## Figure contents as structured data
★ ★ ★ ★

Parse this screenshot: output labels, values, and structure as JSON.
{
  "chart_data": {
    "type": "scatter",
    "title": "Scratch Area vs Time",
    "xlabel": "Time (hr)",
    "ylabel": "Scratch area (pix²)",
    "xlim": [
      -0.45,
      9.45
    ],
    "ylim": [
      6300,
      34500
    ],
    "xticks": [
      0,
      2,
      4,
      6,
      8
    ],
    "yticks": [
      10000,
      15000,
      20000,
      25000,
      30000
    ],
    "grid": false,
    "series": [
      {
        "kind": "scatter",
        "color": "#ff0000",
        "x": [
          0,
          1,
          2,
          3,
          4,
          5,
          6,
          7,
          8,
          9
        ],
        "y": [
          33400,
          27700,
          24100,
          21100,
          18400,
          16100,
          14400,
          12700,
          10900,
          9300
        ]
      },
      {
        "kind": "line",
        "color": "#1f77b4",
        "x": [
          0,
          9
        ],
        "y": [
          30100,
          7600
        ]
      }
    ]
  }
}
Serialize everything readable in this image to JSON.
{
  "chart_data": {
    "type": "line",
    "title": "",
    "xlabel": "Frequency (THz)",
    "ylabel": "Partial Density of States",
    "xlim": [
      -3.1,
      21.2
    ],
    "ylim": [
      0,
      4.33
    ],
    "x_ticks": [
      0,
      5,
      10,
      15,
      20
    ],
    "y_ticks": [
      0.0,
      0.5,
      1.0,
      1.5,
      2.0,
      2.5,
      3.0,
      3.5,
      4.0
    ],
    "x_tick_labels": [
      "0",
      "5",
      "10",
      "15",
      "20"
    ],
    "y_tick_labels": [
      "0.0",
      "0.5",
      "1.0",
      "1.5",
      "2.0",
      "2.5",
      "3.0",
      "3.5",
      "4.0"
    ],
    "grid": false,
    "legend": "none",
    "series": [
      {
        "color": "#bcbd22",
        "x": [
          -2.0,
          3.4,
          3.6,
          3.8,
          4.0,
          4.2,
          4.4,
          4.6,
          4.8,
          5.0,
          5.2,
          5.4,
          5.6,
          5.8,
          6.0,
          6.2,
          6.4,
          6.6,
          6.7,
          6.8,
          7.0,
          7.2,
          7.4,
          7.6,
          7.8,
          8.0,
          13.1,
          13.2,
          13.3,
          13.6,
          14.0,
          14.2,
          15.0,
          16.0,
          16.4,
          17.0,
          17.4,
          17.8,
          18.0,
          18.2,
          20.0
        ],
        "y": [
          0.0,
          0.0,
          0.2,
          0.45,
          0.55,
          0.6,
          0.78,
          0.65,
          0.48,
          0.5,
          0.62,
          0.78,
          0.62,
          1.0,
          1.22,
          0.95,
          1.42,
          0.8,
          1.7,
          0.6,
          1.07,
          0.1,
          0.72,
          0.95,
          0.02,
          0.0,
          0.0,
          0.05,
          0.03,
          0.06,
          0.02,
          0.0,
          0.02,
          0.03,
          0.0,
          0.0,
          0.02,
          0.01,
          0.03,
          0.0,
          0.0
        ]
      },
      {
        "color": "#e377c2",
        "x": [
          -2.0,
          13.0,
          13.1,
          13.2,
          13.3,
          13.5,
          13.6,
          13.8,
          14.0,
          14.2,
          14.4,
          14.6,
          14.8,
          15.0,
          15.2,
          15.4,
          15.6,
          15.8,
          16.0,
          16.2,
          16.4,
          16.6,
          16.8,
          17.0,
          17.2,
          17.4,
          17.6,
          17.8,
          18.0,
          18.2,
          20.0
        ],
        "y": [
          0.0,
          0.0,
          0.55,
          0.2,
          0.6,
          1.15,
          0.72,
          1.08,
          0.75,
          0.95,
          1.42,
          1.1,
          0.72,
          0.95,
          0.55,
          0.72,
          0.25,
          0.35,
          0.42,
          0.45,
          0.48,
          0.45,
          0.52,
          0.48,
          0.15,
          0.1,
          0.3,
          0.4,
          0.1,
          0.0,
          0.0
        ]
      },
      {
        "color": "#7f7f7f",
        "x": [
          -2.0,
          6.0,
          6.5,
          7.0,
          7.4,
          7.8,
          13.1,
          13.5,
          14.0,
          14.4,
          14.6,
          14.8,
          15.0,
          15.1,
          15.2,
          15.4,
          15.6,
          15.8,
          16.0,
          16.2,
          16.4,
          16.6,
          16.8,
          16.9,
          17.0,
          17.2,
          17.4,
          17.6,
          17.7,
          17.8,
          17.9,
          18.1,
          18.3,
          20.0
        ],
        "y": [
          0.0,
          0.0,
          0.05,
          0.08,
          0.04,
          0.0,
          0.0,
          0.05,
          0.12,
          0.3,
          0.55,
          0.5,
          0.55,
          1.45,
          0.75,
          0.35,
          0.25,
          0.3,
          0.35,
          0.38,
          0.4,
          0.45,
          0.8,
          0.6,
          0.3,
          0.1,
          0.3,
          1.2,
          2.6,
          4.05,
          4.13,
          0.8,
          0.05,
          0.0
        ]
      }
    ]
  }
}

★ ★ ★ ★

Output all of the data again, exactly.

## Answer in full
Parse this screenshot: output labels, values, and structure as JSON.
{
  "chart_data": {
    "type": "scatter",
    "title": "Scratch Area vs Time",
    "xlabel": "Time (hr)",
    "ylabel": "Scratch area (pix²)",
    "xlim": [
      -0.45,
      9.45
    ],
    "ylim": [
      6300,
      34500
    ],
    "xticks": [
      0,
      2,
      4,
      6,
      8
    ],
    "yticks": [
      10000,
      15000,
      20000,
      25000,
      30000
    ],
    "grid": false,
    "series": [
      {
        "kind": "scatter",
        "color": "#ff0000",
        "x": [
          0,
          1,
          2,
          3,
          4,
          5,
          6,
          7,
          8,
          9
        ],
        "y": [
          33400,
          27700,
          24100,
          21100,
          18400,
          16100,
          14400,
          12700,
          10900,
          9300
        ]
      },
      {
        "kind": "line",
        "color": "#1f77b4",
        "x": [
          0,
          9
        ],
        "y": [
          30100,
          7600
        ]
      }
    ]
  }
}
Serialize everything readable in this image to JSON.
{
  "chart_data": {
    "type": "line",
    "title": "",
    "xlabel": "Frequency (THz)",
    "ylabel": "Partial Density of States",
    "xlim": [
      -3.1,
      21.2
    ],
    "ylim": [
      0,
      4.33
    ],
    "x_ticks": [
      0,
      5,
      10,
      15,
      20
    ],
    "y_ticks": [
      0.0,
      0.5,
      1.0,
      1.5,
      2.0,
      2.5,
      3.0,
      3.5,
      4.0
    ],
    "x_tick_labels": [
      "0",
      "5",
      "10",
      "15",
      "20"
    ],
    "y_tick_labels": [
      "0.0",
      "0.5",
      "1.0",
      "1.5",
      "2.0",
      "2.5",
      "3.0",
      "3.5",
      "4.0"
    ],
    "grid": false,
    "legend": "none",
    "series": [
      {
        "color": "#bcbd22",
        "x": [
          -2.0,
          3.4,
          3.6,
          3.8,
          4.0,
          4.2,
          4.4,
          4.6,
          4.8,
          5.0,
          5.2,
          5.4,
          5.6,
          5.8,
          6.0,
          6.2,
          6.4,
          6.6,
          6.7,
          6.8,
          7.0,
          7.2,
          7.4,
          7.6,
          7.8,
          8.0,
          13.1,
          13.2,
          13.3,
          13.6,
          14.0,
          14.2,
          15.0,
          16.0,
          16.4,
          17.0,
          17.4,
          17.8,
          18.0,
          18.2,
          20.0
        ],
        "y": [
          0.0,
          0.0,
          0.2,
          0.45,
          0.55,
          0.6,
          0.78,
          0.65,
          0.48,
          0.5,
          0.62,
          0.78,
          0.62,
          1.0,
          1.22,
          0.95,
          1.42,
          0.8,
          1.7,
          0.6,
          1.07,
          0.1,
          0.72,
          0.95,
          0.02,
          0.0,
          0.0,
          0.05,
          0.03,
          0.06,
          0.02,
          0.0,
          0.02,
          0.03,
          0.0,
          0.0,
          0.02,
          0.01,
          0.03,
          0.0,
          0.0
        ]
      },
      {
        "color": "#e377c2",
        "x": [
          -2.0,
          13.0,
          13.1,
          13.2,
          13.3,
          13.5,
          13.6,
          13.8,
          14.0,
          14.2,
          14.4,
          14.6,
          14.8,
          15.0,
          15.2,
          15.4,
          15.6,
          15.8,
          16.0,
          16.2,
          16.4,
          16.6,
          16.8,
          17.0,
          17.2,
          17.4,
          17.6,
          17.8,
          18.0,
          18.2,
          20.0
        ],
        "y": [
          0.0,
          0.0,
          0.55,
          0.2,
          0.6,
          1.15,
          0.72,
          1.08,
          0.75,
          0.95,
          1.42,
          1.1,
          0.72,
          0.95,
          0.55,
          0.72,
          0.25,
          0.35,
          0.42,
          0.45,
          0.48,
          0.45,
          0.52,
          0.48,
          0.15,
          0.1,
          0.3,
          0.4,
          0.1,
          0.0,
          0.0
        ]
      },
      {
        "color": "#7f7f7f",
        "x": [
          -2.0,
          6.0,
          6.5,
          7.0,
          7.4,
          7.8,
          13.1,
          13.5,
          14.0,
          14.4,
          14.6,
          14.8,
          15.0,
          15.1,
          15.2,
          15.4,
          15.6,
          15.8,
          16.0,
          16.2,
          16.4,
          16.6,
          16.8,
          16.9,
          17.0,
          17.2,
          17.4,
          17.6,
          17.7,
          17.8,
          17.9,
          18.1,
          18.3,
          20.0
        ],
        "y": [
          0.0,
          0.0,
          0.05,
          0.08,
          0.04,
          0.0,
          0.0,
          0.05,
          0.12,
          0.3,
          0.55,
          0.5,
          0.55,
          1.45,
          0.75,
          0.35,
          0.25,
          0.3,
          0.35,
          0.38,
          0.4,
          0.45,
          0.8,
          0.6,
          0.3,
          0.1,
          0.3,
          1.2,
          2.6,
          4.05,
          4.13,
          0.8,
          0.05,
          0.0
        ]
      }
    ]
  }
}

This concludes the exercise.